Stated exercise:
Rewrite the entries below, from the very start through the line containing "169, 613, 189]", as a numbered list with any blank lines left out.

Bounding box annotations:
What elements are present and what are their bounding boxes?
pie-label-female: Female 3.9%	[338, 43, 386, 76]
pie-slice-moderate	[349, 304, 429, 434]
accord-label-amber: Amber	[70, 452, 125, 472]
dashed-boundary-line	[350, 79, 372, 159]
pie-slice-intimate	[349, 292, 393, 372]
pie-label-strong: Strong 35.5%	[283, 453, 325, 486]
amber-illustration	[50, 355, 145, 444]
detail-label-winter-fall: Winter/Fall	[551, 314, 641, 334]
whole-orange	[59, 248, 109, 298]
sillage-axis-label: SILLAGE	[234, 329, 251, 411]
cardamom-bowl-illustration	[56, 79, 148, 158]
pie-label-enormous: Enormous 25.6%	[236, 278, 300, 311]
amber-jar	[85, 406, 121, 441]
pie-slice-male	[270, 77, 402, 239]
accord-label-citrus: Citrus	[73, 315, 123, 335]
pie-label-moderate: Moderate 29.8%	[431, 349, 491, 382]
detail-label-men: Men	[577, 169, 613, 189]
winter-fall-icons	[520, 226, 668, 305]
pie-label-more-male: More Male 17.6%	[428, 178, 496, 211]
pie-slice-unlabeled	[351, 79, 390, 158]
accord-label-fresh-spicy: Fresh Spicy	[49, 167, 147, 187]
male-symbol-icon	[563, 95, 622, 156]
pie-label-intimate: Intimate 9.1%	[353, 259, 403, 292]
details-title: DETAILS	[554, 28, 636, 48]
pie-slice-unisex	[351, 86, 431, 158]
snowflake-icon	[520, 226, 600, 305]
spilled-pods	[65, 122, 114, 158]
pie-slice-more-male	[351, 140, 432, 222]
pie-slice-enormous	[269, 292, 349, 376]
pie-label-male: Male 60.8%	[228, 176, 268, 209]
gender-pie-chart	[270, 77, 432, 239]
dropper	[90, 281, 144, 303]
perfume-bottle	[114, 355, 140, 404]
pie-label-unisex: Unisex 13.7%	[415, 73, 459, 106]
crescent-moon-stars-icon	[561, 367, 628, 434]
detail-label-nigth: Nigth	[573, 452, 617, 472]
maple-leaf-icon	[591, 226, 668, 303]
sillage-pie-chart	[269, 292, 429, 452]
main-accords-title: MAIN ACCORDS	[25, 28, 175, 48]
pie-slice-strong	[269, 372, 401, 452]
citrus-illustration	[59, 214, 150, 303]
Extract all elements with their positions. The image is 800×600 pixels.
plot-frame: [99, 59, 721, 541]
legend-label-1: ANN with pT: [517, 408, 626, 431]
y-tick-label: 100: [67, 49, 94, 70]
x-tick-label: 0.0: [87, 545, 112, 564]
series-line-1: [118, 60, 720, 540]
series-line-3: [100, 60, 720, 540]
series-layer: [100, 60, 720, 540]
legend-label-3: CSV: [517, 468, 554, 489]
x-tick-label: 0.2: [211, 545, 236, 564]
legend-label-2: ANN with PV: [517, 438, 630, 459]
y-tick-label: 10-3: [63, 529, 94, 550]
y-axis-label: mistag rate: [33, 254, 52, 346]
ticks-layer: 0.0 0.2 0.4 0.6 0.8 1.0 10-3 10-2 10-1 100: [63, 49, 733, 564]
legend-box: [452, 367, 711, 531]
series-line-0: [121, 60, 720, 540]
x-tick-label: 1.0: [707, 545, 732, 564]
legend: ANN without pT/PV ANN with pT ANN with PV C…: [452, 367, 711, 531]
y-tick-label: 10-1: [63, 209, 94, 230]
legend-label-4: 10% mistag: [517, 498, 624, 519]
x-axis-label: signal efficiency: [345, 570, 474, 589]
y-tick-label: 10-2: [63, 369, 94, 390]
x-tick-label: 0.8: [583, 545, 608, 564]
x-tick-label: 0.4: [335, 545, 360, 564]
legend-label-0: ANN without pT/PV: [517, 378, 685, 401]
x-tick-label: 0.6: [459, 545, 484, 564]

Result:
1. What elements are present and what are their bounding boxes?
2. pie-label-female: Female 3.9%	[338, 43, 386, 76]
3. pie-slice-moderate	[349, 304, 429, 434]
4. accord-label-amber: Amber	[70, 452, 125, 472]
5. dashed-boundary-line	[350, 79, 372, 159]
6. pie-slice-intimate	[349, 292, 393, 372]
7. pie-label-strong: Strong 35.5%	[283, 453, 325, 486]
8. amber-illustration	[50, 355, 145, 444]
9. detail-label-winter-fall: Winter/Fall	[551, 314, 641, 334]
10. whole-orange	[59, 248, 109, 298]
11. sillage-axis-label: SILLAGE	[234, 329, 251, 411]
12. cardamom-bowl-illustration	[56, 79, 148, 158]
13. pie-label-enormous: Enormous 25.6%	[236, 278, 300, 311]
14. amber-jar	[85, 406, 121, 441]
15. pie-slice-male	[270, 77, 402, 239]
16. accord-label-citrus: Citrus	[73, 315, 123, 335]
17. pie-label-moderate: Moderate 29.8%	[431, 349, 491, 382]
18. detail-label-men: Men	[577, 169, 613, 189]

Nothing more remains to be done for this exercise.